Begin

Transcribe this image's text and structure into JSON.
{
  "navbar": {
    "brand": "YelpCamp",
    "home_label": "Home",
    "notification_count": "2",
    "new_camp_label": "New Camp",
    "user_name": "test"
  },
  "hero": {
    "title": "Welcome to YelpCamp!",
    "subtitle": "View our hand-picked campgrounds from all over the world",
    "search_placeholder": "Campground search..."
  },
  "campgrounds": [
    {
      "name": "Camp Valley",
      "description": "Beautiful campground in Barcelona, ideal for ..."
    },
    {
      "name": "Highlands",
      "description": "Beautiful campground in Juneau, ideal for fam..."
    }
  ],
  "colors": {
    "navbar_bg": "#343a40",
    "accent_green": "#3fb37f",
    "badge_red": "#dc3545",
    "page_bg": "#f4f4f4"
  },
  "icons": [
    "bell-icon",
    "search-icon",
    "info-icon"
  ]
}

End
Begin

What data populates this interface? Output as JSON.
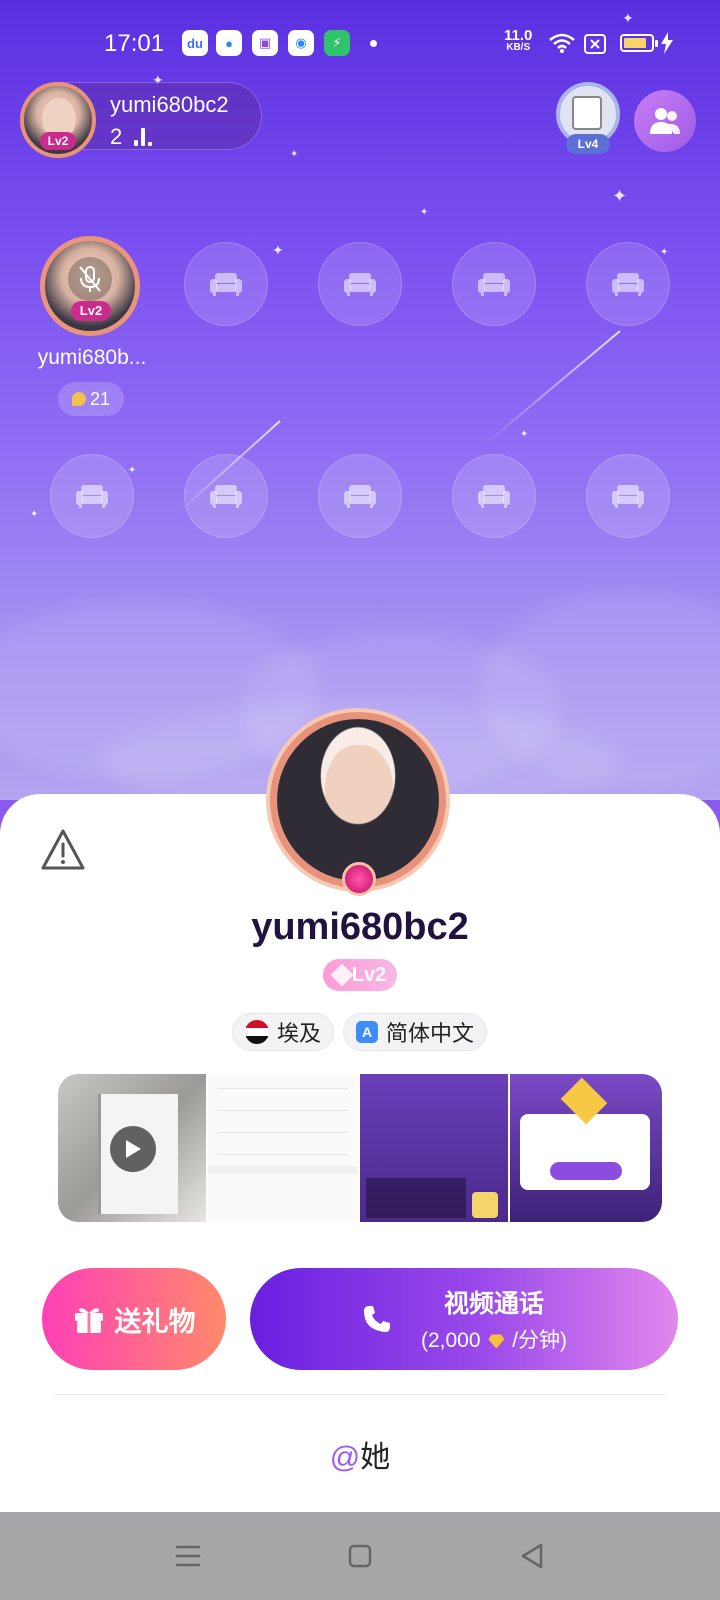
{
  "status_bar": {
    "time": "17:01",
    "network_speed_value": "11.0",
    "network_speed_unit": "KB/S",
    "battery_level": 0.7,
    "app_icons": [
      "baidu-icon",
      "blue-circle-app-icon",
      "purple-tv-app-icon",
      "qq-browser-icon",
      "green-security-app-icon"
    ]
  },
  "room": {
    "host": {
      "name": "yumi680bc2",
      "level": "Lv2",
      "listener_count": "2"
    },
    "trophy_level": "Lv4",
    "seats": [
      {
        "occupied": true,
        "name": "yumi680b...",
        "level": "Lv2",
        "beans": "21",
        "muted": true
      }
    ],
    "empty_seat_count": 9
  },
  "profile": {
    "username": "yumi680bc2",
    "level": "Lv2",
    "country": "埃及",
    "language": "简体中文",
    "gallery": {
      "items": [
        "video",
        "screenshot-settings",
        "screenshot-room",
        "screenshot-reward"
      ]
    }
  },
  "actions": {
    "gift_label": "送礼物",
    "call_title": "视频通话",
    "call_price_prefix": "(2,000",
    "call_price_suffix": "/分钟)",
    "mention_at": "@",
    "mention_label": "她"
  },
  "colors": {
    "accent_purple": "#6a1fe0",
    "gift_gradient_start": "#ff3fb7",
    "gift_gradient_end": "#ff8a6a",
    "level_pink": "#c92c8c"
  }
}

End

▸ Problem requirements
Say how many lines contain the string "YelpCamp", giving nothing but the count.

▸ Output of the exercise
2